→ **Stated problem**
Determine how many lines include the word "object", then give that number and nothing more.

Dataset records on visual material
+++++

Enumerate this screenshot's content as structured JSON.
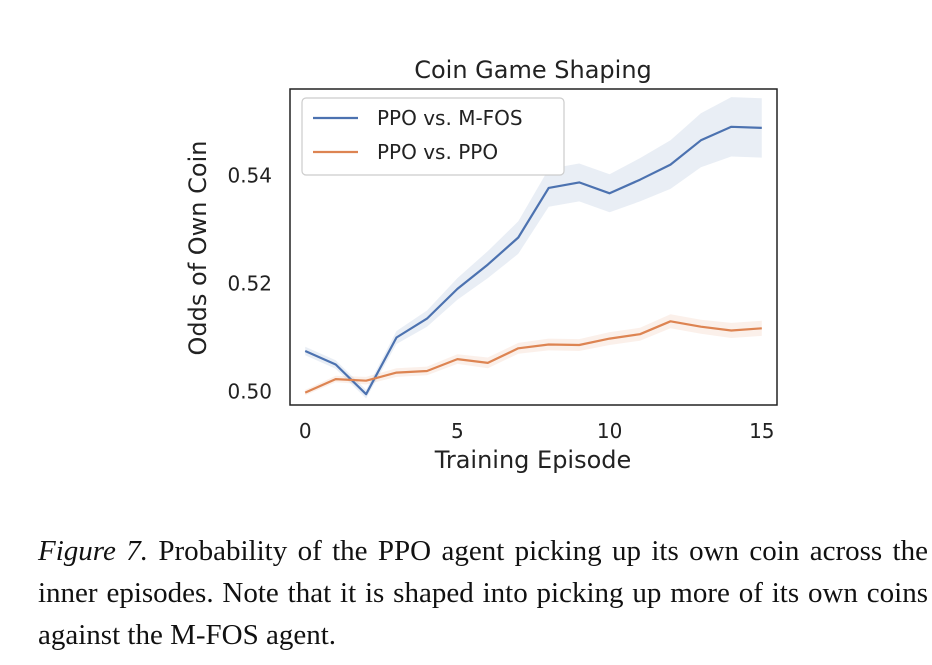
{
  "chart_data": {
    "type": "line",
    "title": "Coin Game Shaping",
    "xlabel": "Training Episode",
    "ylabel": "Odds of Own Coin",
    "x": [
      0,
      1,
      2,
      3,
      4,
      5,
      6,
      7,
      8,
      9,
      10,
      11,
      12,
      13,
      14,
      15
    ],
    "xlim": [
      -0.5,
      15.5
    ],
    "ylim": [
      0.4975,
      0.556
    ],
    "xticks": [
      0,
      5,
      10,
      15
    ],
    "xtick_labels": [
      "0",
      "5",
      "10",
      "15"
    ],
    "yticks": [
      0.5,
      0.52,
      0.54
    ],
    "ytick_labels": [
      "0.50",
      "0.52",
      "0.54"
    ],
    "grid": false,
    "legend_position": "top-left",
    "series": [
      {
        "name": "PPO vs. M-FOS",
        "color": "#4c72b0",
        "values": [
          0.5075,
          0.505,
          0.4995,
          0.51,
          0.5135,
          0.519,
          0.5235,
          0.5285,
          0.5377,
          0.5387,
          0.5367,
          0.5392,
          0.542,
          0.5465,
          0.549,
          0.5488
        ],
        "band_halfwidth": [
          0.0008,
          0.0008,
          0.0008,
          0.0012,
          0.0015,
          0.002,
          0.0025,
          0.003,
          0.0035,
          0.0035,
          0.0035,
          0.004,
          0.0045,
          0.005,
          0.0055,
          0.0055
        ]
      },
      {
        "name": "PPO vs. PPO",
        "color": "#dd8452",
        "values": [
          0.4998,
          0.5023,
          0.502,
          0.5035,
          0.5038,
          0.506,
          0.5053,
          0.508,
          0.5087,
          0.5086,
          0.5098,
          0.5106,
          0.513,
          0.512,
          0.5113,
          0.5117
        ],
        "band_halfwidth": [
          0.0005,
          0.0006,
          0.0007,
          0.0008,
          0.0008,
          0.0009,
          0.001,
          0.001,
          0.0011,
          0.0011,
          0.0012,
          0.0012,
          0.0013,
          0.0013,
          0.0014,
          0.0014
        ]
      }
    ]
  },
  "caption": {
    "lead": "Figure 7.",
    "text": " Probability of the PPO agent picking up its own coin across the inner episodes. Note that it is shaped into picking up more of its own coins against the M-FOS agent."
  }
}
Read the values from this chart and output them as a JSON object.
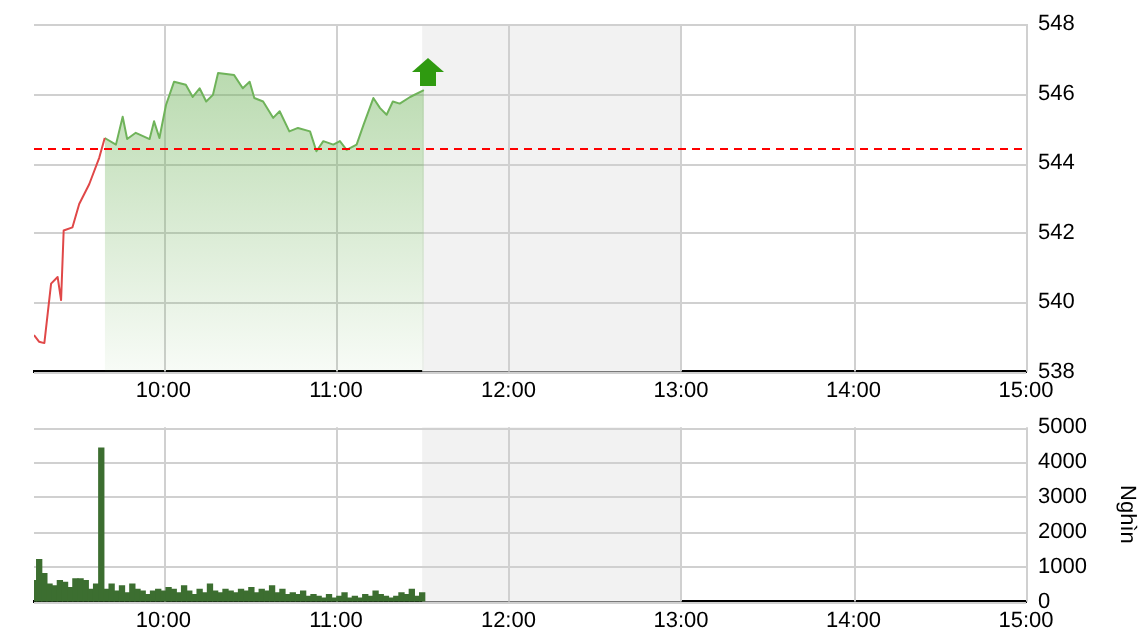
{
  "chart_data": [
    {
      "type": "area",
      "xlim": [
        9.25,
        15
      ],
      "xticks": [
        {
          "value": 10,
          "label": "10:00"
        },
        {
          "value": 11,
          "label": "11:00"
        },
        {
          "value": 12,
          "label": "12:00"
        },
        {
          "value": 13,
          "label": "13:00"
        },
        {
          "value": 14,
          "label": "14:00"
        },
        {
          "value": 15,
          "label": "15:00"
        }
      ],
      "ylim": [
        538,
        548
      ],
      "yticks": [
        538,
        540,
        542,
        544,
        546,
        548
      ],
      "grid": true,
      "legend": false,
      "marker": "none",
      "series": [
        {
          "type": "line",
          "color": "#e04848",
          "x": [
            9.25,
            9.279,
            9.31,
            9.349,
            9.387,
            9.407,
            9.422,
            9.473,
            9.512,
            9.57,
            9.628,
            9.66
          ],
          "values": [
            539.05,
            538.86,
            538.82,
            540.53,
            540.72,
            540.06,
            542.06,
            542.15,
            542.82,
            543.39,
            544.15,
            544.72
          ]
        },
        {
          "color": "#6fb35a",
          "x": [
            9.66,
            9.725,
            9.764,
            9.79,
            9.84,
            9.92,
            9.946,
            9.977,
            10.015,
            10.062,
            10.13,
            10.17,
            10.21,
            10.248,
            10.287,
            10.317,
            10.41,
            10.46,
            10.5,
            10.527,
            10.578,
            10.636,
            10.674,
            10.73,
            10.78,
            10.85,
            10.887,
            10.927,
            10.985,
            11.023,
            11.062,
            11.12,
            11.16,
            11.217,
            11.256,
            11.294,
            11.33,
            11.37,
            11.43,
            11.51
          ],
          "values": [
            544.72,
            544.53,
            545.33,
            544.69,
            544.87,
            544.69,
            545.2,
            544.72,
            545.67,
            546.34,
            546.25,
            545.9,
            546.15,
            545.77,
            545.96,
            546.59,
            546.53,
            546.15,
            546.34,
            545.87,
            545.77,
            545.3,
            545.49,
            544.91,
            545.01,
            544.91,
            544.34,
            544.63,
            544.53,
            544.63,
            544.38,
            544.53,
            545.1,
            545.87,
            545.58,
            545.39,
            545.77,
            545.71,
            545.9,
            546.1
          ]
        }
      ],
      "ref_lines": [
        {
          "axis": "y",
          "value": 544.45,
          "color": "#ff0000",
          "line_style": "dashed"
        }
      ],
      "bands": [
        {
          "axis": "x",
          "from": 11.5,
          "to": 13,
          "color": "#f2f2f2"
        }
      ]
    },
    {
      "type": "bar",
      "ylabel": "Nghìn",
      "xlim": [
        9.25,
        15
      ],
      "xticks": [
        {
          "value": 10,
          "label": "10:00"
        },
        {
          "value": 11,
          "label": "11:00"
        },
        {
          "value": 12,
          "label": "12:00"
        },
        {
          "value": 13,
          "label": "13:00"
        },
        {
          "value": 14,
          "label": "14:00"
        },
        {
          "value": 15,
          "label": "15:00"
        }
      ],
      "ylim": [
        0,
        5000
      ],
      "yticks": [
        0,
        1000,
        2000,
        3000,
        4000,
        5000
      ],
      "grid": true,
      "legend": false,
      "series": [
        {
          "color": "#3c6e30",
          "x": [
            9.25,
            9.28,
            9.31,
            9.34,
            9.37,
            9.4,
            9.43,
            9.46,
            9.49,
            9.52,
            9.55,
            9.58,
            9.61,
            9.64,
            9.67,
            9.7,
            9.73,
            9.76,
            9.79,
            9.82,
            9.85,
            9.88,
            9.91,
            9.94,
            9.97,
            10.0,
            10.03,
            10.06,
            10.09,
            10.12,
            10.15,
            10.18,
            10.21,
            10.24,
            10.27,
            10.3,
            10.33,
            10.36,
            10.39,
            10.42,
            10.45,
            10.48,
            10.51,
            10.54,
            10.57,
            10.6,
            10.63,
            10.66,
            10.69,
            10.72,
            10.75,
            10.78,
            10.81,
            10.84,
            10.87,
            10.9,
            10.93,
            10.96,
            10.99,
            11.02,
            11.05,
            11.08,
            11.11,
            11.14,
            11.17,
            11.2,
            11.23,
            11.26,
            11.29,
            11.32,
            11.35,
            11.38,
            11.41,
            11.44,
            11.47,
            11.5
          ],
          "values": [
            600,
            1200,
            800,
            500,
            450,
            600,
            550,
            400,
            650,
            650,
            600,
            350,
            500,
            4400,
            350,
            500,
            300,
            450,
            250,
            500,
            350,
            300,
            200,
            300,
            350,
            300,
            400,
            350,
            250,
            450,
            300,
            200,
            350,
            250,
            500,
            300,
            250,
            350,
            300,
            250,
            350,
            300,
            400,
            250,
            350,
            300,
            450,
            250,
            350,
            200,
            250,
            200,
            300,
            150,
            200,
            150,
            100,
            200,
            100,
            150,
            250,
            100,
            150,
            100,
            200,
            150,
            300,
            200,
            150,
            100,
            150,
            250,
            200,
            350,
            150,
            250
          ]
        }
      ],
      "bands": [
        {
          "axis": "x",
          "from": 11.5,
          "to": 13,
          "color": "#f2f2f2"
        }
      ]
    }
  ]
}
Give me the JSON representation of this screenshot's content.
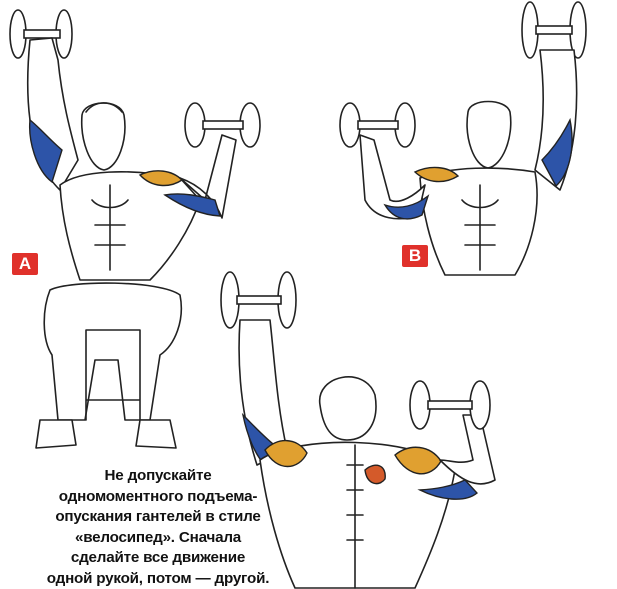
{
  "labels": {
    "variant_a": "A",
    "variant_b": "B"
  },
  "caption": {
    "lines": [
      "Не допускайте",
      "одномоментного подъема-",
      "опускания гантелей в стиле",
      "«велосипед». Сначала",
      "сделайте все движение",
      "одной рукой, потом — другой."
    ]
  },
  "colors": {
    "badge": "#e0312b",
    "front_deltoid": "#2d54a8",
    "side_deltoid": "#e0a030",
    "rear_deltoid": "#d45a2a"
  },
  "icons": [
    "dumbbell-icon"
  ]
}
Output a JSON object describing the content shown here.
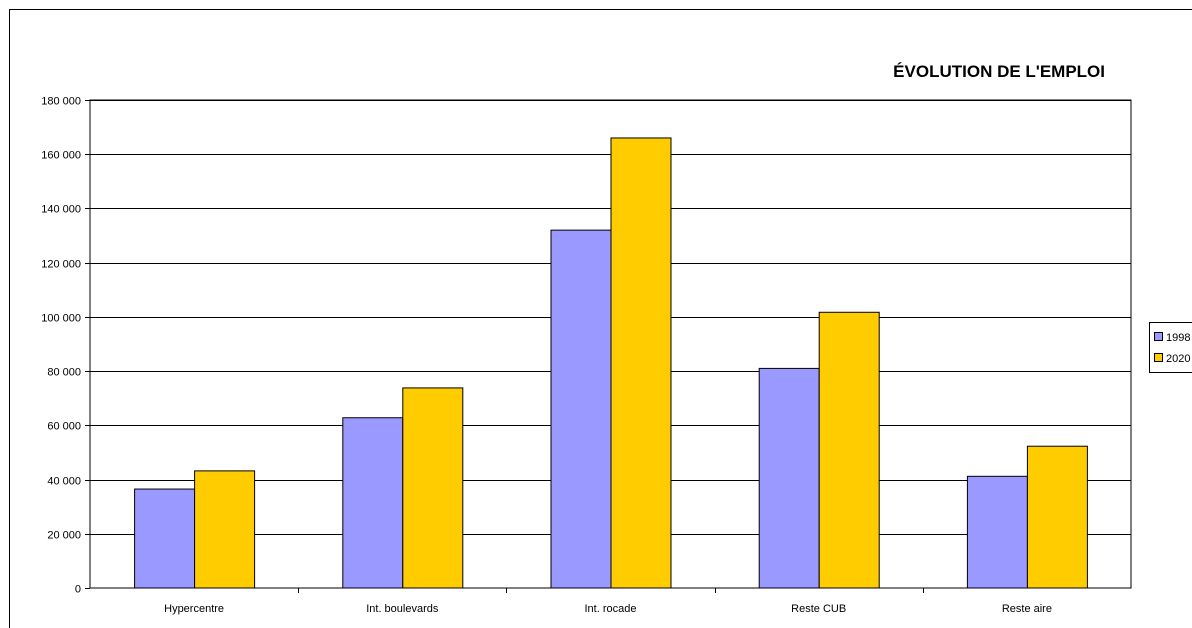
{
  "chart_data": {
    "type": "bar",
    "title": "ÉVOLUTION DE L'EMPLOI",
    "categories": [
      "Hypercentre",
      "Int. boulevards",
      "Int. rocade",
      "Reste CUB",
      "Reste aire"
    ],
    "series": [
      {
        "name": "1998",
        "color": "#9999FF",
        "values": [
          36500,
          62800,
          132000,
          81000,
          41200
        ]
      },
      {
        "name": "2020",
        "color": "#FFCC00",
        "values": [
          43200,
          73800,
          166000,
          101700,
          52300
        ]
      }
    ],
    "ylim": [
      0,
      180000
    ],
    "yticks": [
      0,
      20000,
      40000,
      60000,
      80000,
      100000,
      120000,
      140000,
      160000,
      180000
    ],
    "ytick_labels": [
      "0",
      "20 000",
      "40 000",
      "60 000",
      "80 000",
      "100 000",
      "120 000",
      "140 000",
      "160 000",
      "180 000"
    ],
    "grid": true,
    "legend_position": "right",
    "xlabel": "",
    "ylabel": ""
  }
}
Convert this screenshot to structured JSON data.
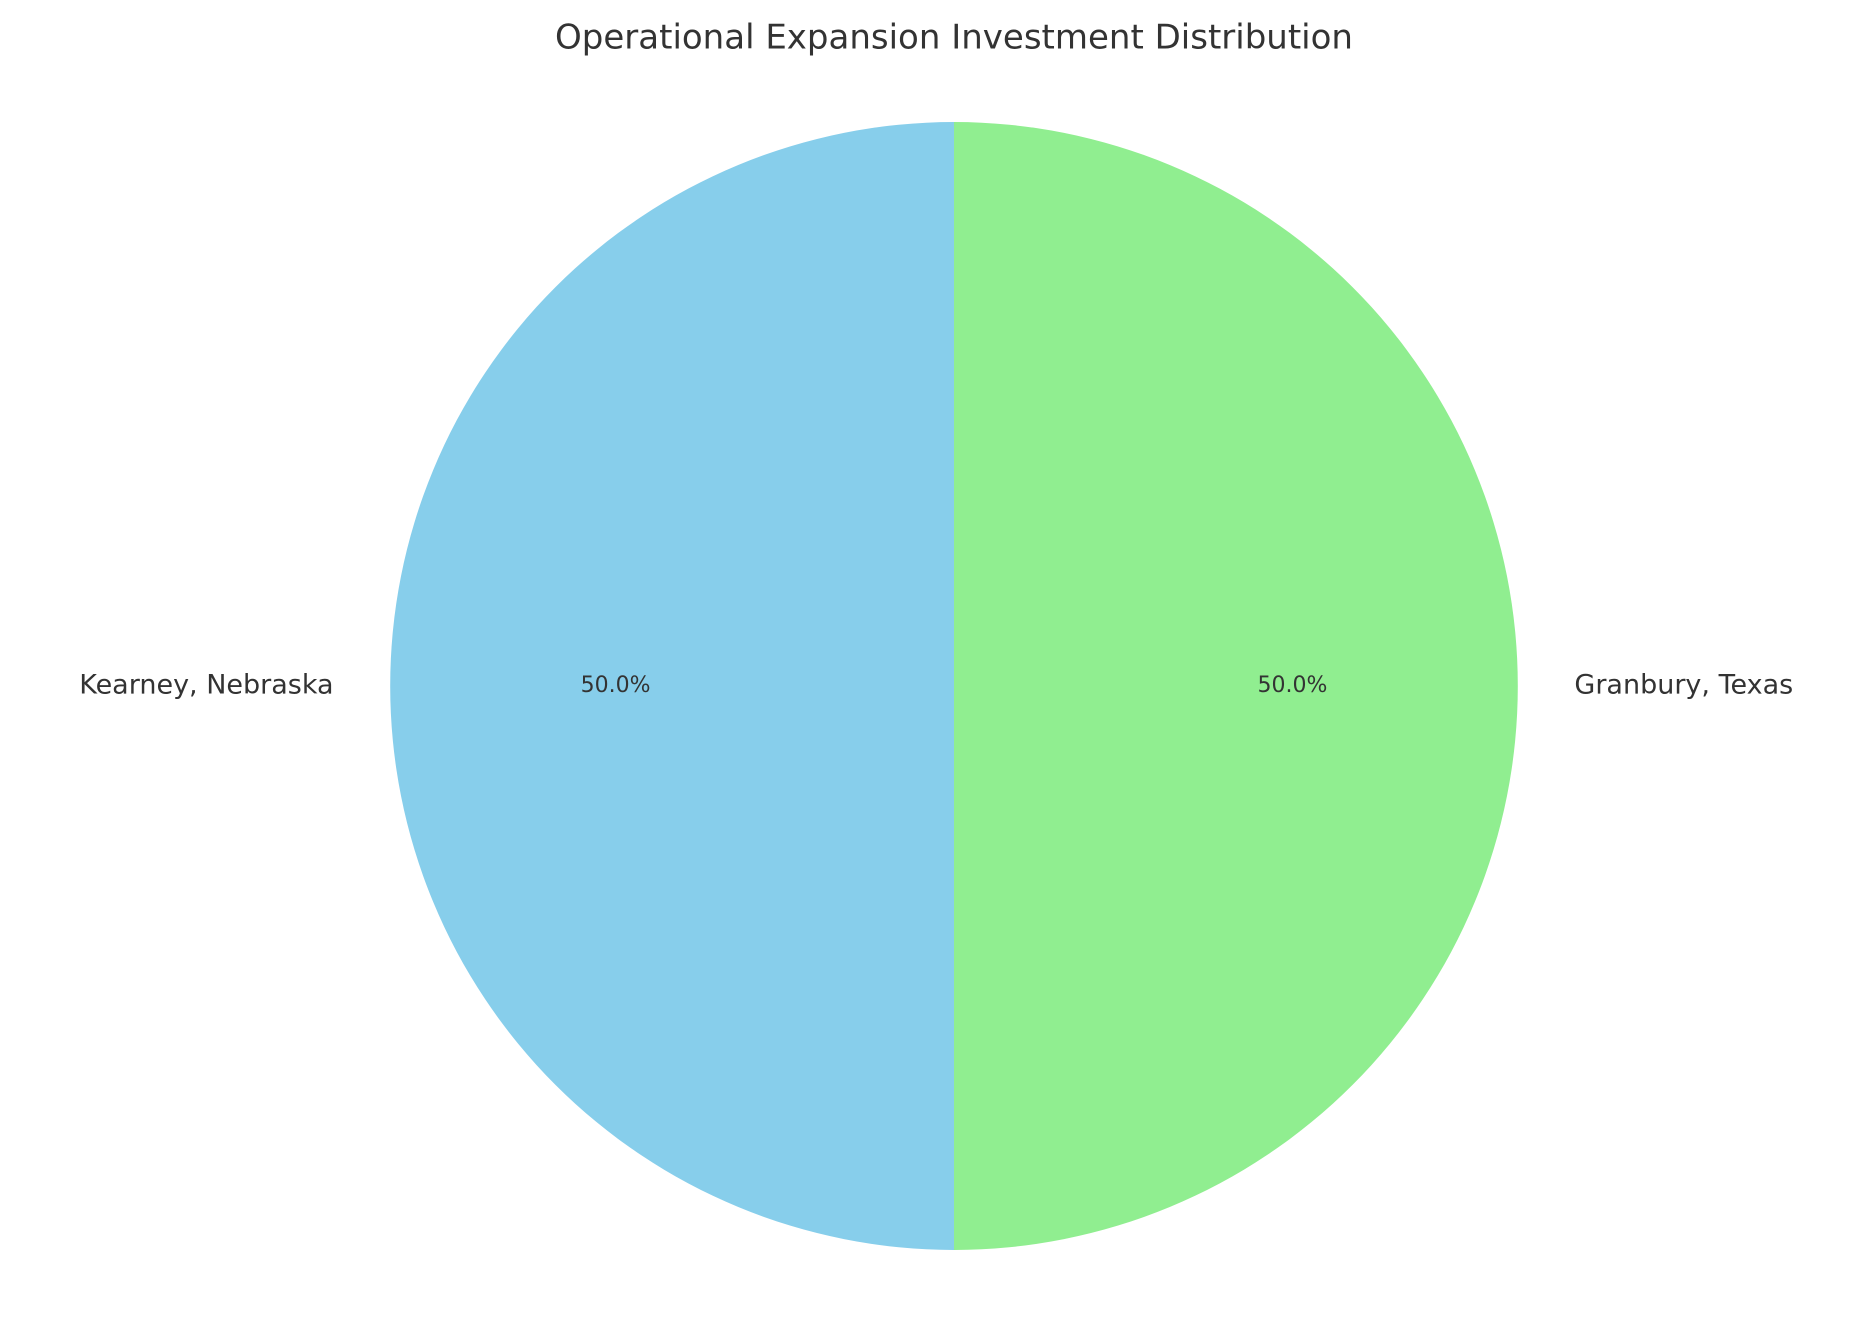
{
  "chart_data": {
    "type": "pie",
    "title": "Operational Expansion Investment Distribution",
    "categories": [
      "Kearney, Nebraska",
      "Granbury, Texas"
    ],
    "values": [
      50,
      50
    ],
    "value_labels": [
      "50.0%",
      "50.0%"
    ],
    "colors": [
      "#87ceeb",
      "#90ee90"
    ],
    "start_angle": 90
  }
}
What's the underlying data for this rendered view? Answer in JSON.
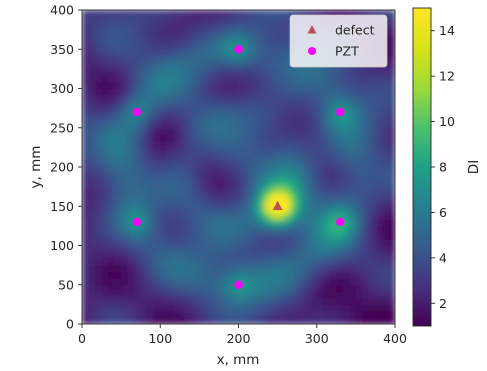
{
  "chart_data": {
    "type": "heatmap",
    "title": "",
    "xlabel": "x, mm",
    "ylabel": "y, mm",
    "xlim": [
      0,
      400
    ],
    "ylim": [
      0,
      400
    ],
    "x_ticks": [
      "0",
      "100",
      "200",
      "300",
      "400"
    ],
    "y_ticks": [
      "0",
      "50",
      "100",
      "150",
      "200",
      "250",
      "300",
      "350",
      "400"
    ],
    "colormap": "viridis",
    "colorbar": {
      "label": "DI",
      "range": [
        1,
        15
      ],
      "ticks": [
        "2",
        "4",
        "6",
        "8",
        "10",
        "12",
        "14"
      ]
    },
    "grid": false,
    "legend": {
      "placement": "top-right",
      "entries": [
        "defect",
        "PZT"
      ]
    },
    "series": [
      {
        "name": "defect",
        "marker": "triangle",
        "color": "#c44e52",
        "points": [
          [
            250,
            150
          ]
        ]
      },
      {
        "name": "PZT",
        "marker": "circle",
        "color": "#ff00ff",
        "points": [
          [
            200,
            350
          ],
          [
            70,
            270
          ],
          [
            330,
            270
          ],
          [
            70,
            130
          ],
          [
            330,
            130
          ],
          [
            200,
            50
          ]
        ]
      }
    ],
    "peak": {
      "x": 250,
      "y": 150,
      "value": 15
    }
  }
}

+++++

→ **Expected answer**
2